Filter the records below down to lines containing "Access".

Records to process:
+--

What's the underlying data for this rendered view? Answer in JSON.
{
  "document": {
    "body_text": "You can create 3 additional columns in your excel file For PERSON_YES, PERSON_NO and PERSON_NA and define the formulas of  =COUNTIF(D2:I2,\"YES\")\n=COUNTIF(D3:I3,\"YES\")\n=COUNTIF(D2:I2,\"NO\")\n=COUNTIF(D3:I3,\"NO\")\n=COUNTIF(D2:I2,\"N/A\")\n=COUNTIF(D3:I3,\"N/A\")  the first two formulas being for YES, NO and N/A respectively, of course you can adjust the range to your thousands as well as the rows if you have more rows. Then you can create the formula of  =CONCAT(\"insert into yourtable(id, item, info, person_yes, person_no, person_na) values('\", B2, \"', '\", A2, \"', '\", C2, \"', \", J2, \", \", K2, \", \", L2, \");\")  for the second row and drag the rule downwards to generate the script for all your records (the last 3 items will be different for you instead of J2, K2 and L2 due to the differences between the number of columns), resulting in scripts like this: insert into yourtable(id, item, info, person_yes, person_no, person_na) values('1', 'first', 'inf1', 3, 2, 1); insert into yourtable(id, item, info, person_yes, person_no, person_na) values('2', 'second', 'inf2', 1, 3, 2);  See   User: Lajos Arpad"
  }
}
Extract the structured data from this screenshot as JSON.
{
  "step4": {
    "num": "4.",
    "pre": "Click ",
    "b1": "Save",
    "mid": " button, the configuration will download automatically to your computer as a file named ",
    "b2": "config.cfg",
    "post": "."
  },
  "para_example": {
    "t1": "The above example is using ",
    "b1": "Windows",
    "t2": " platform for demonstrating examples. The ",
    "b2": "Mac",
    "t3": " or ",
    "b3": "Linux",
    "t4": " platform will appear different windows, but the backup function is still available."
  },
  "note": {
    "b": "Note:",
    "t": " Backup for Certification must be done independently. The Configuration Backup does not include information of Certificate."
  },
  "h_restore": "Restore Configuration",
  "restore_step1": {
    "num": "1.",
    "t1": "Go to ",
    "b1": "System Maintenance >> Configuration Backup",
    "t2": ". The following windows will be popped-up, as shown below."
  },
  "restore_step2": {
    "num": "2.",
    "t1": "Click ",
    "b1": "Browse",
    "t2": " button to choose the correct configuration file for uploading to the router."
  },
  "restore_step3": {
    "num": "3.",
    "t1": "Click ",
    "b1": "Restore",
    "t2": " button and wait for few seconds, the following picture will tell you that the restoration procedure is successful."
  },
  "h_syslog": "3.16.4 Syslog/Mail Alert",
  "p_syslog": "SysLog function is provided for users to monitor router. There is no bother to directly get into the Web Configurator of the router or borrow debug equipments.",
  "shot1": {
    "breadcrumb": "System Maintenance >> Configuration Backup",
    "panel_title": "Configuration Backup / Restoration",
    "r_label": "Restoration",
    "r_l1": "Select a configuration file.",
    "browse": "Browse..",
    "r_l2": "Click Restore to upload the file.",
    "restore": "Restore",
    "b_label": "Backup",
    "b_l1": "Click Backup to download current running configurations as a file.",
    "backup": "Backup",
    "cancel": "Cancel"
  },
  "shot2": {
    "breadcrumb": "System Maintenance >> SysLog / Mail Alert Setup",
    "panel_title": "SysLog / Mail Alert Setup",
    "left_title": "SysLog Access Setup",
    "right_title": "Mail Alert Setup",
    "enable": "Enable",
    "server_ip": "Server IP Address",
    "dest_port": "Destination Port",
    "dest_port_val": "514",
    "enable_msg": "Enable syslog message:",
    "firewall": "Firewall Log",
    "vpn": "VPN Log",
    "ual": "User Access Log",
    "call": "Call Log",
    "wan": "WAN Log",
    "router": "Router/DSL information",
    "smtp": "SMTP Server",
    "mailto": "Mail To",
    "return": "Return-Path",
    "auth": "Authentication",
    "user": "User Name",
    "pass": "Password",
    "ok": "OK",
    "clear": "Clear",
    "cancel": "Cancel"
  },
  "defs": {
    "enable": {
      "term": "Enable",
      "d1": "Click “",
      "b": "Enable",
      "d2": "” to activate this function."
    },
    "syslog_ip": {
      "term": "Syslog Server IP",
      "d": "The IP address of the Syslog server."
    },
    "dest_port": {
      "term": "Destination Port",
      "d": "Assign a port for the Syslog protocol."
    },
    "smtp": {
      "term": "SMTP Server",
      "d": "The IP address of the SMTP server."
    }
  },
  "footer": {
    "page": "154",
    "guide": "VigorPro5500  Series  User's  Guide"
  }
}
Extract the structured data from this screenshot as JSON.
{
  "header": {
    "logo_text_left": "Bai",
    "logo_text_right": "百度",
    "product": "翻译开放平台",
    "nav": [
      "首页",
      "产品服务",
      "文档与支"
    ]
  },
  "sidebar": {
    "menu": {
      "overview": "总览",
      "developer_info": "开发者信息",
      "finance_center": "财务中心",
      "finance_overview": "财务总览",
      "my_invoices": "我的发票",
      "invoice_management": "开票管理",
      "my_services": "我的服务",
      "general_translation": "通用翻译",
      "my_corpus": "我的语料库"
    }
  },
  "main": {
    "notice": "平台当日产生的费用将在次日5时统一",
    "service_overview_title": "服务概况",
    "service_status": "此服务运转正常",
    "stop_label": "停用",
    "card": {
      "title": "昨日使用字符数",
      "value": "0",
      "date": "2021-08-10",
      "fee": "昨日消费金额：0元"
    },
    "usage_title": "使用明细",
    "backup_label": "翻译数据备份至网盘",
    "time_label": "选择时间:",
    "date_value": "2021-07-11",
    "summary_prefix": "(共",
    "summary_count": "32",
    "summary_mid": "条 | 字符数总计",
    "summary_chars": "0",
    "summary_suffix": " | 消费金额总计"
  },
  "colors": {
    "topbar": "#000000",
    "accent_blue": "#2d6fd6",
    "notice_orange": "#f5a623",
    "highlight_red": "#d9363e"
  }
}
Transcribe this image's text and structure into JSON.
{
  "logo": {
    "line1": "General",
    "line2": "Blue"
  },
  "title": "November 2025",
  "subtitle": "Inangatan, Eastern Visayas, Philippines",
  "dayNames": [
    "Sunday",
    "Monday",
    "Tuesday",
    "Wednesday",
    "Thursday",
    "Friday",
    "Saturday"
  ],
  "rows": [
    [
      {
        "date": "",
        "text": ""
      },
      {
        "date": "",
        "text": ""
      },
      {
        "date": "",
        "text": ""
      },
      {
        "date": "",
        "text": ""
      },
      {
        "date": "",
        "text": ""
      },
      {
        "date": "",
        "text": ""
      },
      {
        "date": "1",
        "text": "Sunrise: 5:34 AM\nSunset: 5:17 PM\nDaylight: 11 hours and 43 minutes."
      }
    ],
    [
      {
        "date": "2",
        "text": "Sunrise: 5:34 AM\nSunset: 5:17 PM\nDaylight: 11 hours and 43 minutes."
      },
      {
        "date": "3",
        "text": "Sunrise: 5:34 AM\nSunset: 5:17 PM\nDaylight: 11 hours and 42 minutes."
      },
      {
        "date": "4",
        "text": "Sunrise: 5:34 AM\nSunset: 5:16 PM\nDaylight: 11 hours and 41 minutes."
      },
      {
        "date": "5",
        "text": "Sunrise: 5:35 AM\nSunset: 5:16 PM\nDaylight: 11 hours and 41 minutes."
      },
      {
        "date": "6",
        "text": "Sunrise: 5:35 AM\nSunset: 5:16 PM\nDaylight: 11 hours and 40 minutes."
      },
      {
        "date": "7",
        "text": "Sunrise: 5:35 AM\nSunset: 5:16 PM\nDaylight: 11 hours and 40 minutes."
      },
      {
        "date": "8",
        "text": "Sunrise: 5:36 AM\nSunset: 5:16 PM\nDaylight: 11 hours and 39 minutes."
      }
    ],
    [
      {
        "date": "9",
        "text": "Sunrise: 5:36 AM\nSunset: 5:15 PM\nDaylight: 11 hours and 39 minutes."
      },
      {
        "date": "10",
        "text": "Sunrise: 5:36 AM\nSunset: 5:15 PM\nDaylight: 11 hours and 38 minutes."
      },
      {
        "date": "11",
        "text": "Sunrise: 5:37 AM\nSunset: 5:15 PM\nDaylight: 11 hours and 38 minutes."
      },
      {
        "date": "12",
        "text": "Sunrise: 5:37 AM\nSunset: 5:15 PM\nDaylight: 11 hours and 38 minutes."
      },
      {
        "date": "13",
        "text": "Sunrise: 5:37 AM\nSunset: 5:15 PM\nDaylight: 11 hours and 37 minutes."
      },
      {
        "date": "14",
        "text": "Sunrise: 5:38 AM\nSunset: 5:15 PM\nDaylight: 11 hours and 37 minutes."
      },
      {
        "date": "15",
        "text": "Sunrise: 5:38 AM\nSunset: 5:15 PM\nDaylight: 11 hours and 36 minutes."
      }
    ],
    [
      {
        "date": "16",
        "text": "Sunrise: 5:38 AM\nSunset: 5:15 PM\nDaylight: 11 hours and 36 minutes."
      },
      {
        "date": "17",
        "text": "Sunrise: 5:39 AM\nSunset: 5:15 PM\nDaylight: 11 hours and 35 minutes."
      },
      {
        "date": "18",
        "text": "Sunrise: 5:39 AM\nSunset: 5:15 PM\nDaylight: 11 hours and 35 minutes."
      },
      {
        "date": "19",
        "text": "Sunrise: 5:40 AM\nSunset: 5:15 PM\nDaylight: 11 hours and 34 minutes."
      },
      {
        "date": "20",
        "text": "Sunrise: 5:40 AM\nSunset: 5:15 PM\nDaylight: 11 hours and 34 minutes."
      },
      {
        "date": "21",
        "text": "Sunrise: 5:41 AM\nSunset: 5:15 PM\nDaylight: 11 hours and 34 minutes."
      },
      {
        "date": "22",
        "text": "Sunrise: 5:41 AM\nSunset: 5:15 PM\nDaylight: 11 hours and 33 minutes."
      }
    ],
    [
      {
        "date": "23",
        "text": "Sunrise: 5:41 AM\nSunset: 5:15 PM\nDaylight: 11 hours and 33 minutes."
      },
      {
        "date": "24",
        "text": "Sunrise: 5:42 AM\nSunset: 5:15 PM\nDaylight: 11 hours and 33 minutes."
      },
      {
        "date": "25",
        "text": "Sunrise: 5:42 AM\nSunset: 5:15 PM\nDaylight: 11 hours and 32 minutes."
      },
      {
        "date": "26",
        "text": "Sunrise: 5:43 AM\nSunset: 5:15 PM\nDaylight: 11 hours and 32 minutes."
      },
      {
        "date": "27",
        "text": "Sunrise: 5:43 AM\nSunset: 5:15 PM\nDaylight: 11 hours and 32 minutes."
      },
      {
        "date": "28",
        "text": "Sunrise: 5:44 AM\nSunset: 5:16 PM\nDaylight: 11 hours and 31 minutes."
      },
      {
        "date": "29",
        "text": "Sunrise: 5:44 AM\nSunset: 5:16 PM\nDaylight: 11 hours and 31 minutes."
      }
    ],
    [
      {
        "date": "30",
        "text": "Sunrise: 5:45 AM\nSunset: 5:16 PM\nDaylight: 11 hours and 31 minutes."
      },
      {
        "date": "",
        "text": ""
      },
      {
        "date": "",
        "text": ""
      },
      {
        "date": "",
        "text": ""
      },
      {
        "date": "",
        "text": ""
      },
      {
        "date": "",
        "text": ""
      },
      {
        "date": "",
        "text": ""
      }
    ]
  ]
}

+--

Solution to this exercise:
    "left_title": "SysLog Access Setup",
    "ual": "User Access Log",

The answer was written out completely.